▶ _EXERCISE DIRECTIONS_:
Go through the material and write it all out exactly, minus the pictures.

+++ RECORD SET

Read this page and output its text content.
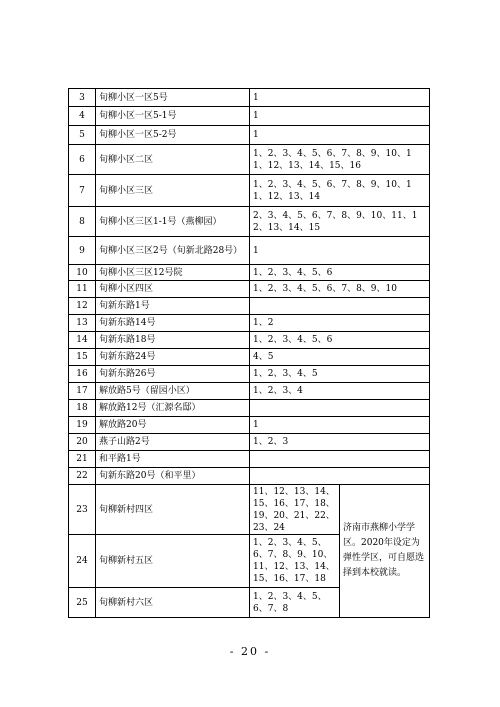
3	旬柳小区一区5号	1	
4	旬柳小区一区5-1号	1	
5	旬柳小区一区5-2号	1	
6	旬柳小区二区	1、2、3、4、5、6、7、8、9、10、11、12、13、14、15、16	
7	旬柳小区三区	1、2、3、4、5、6、7、8、9、10、11、12、13、14	
8	旬柳小区三区1-1号（燕柳园）	2、3、4、5、6、7、8、9、10、11、12、13、14、15	
9	旬柳小区三区2号（旬新北路28号）	1	
10	旬柳小区三区12号院	1、2、3、4、5、6	
11	旬柳小区四区	1、2、3、4、5、6、7、8、9、10	
12	旬新东路1号		
13	旬新东路14号	1、2	
14	旬新东路18号	1、2、3、4、5、6	
15	旬新东路24号	4、5	
16	旬新东路26号	1、2、3、4、5	
17	解放路5号（留园小区）	1、2、3、4	
18	解放路12号（汇源名邸）		
19	解放路20号	1	
20	燕子山路2号	1、2、3	
21	和平路1号		
22	旬新东路20号（和平里）		
23	旬柳新村四区	11、12、13、14、15、16、17、18、19、20、21、22、23、24	济南市燕柳小学学区。2020年设定为弹性学区，可自愿选择到本校就读。
24	旬柳新村五区	1、2、3、4、5、6、7、8、9、10、11、12、13、14、15、16、17、18	
25	旬柳新村六区	1、2、3、4、5、6、7、8	
- 20 -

++++++

▶ _THE OUTPUT_:
Read this page and output its text content.
3	旬柳小区一区5号	1	
4	旬柳小区一区5-1号	1	
5	旬柳小区一区5-2号	1	
6	旬柳小区二区	1、2、3、4、5、6、7、8、9、10、11、12、13、14、15、16	
7	旬柳小区三区	1、2、3、4、5、6、7、8、9、10、11、12、13、14	
8	旬柳小区三区1-1号（燕柳园）	2、3、4、5、6、7、8、9、10、11、12、13、14、15	
9	旬柳小区三区2号（旬新北路28号）	1	
10	旬柳小区三区12号院	1、2、3、4、5、6	
11	旬柳小区四区	1、2、3、4、5、6、7、8、9、10	
12	旬新东路1号		
13	旬新东路14号	1、2	
14	旬新东路18号	1、2、3、4、5、6	
15	旬新东路24号	4、5	
16	旬新东路26号	1、2、3、4、5	
17	解放路5号（留园小区）	1、2、3、4	
18	解放路12号（汇源名邸）		
19	解放路20号	1	
20	燕子山路2号	1、2、3	
21	和平路1号		
22	旬新东路20号（和平里）		
23	旬柳新村四区	11、12、13、14、15、16、17、18、19、20、21、22、23、24	济南市燕柳小学学区。2020年设定为弹性学区，可自愿选择到本校就读。
24	旬柳新村五区	1、2、3、4、5、6、7、8、9、10、11、12、13、14、15、16、17、18	
25	旬柳新村六区	1、2、3、4、5、6、7、8	
- 20 -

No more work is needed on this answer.